Task material:
# # # # #

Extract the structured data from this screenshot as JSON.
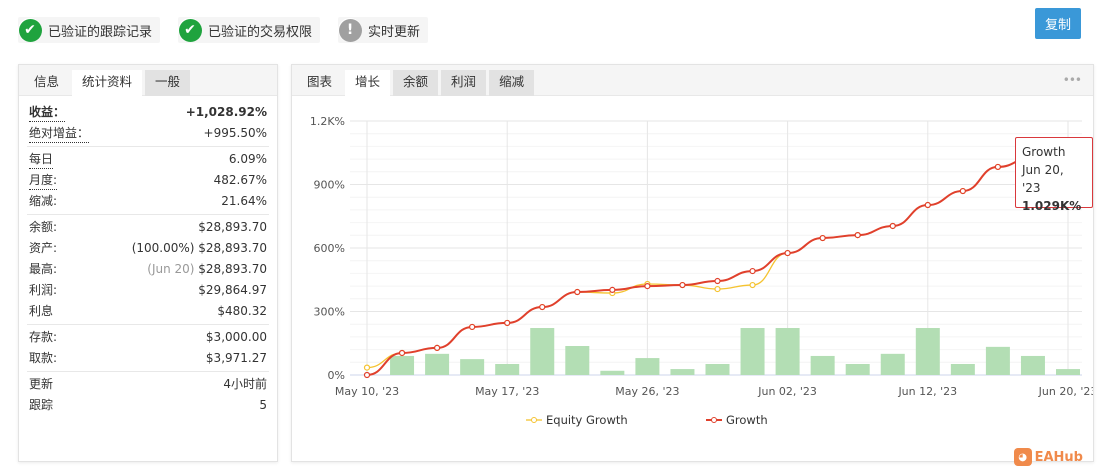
{
  "badges": [
    {
      "label": "已验证的跟踪记录",
      "icon": "check-icon",
      "color": "#1fa33e"
    },
    {
      "label": "已验证的交易权限",
      "icon": "check-icon",
      "color": "#1fa33e"
    },
    {
      "label": "实时更新",
      "icon": "exclamation-icon",
      "color": "#a0a0a0"
    }
  ],
  "copy_label": "复制",
  "left_tabs": [
    "信息",
    "统计资料",
    "一般"
  ],
  "stats": [
    [
      {
        "k": "收益：",
        "v": "+1,028.92%",
        "cls": "green bold",
        "kcls": "dot bold"
      },
      {
        "k": "绝对增益：",
        "v": "+995.50%",
        "cls": "green",
        "kcls": "dot"
      }
    ],
    [
      {
        "k": "每日",
        "v": "6.09%",
        "kcls": "dot"
      },
      {
        "k": "月度:",
        "v": "482.67%",
        "kcls": "dot"
      },
      {
        "k": "缩减:",
        "v": "21.64%"
      }
    ],
    [
      {
        "k": "余额:",
        "v": "$28,893.70"
      },
      {
        "k": "资产:",
        "v": "$28,893.70",
        "pre": "(100.00%) "
      },
      {
        "k": "最高:",
        "v": "$28,893.70",
        "pre": "(Jun 20) ",
        "precls": "muted"
      },
      {
        "k": "利润:",
        "v": "$29,864.97",
        "cls": "green"
      },
      {
        "k": "利息",
        "v": "$480.32"
      }
    ],
    [
      {
        "k": "存款:",
        "v": "$3,000.00"
      },
      {
        "k": "取款:",
        "v": "$3,971.27"
      }
    ],
    [
      {
        "k": "更新",
        "v": "4小时前"
      },
      {
        "k": "跟踪",
        "v": "5"
      }
    ]
  ],
  "chart_tabs": [
    "图表",
    "增长",
    "余额",
    "利润",
    "缩减"
  ],
  "more_label": "•••",
  "tooltip": {
    "series": "Growth",
    "date": "Jun 20, '23",
    "value": "1.029K%"
  },
  "logo": "EAHub",
  "chart_data": {
    "type": "line",
    "ylim": [
      0,
      1200
    ],
    "yticks": [
      "0%",
      "300%",
      "600%",
      "900%",
      "1.2K%"
    ],
    "ytick_values": [
      0,
      300,
      600,
      900,
      1200
    ],
    "xticks": [
      {
        "i": 0,
        "label": "May 10, '23"
      },
      {
        "i": 4,
        "label": "May 17, '23"
      },
      {
        "i": 8,
        "label": "May 26, '23"
      },
      {
        "i": 12,
        "label": "Jun 02, '23"
      },
      {
        "i": 16,
        "label": "Jun 12, '23"
      },
      {
        "i": 20,
        "label": "Jun 20, '23"
      }
    ],
    "series": [
      {
        "name": "Equity Growth",
        "color": "#f5c330",
        "values": [
          35,
          104,
          128,
          227,
          246,
          321,
          392,
          387,
          430,
          425,
          406,
          425,
          576,
          647,
          661,
          704,
          803,
          869,
          983,
          1030,
          1029
        ]
      },
      {
        "name": "Growth",
        "color": "#e0402c",
        "values": [
          0,
          104,
          128,
          227,
          246,
          321,
          392,
          402,
          420,
          425,
          444,
          491,
          576,
          647,
          661,
          704,
          803,
          869,
          983,
          1030,
          1029
        ]
      },
      {
        "name": "bars",
        "color": "#b3deb4",
        "values": [
          null,
          90,
          100,
          75,
          52,
          222,
          137,
          20,
          80,
          28,
          52,
          222,
          222,
          90,
          52,
          100,
          222,
          52,
          133,
          90,
          28
        ]
      }
    ]
  }
}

# # # # #

Exercise directions: Find each line holding "color". Copy it out.

Exercise output:
      "color": "#1fa33e"
      "color": "#1fa33e"
      "color": "#a0a0a0"
        "color": "#f5c330",
        "color": "#e0402c",
        "color": "#b3deb4",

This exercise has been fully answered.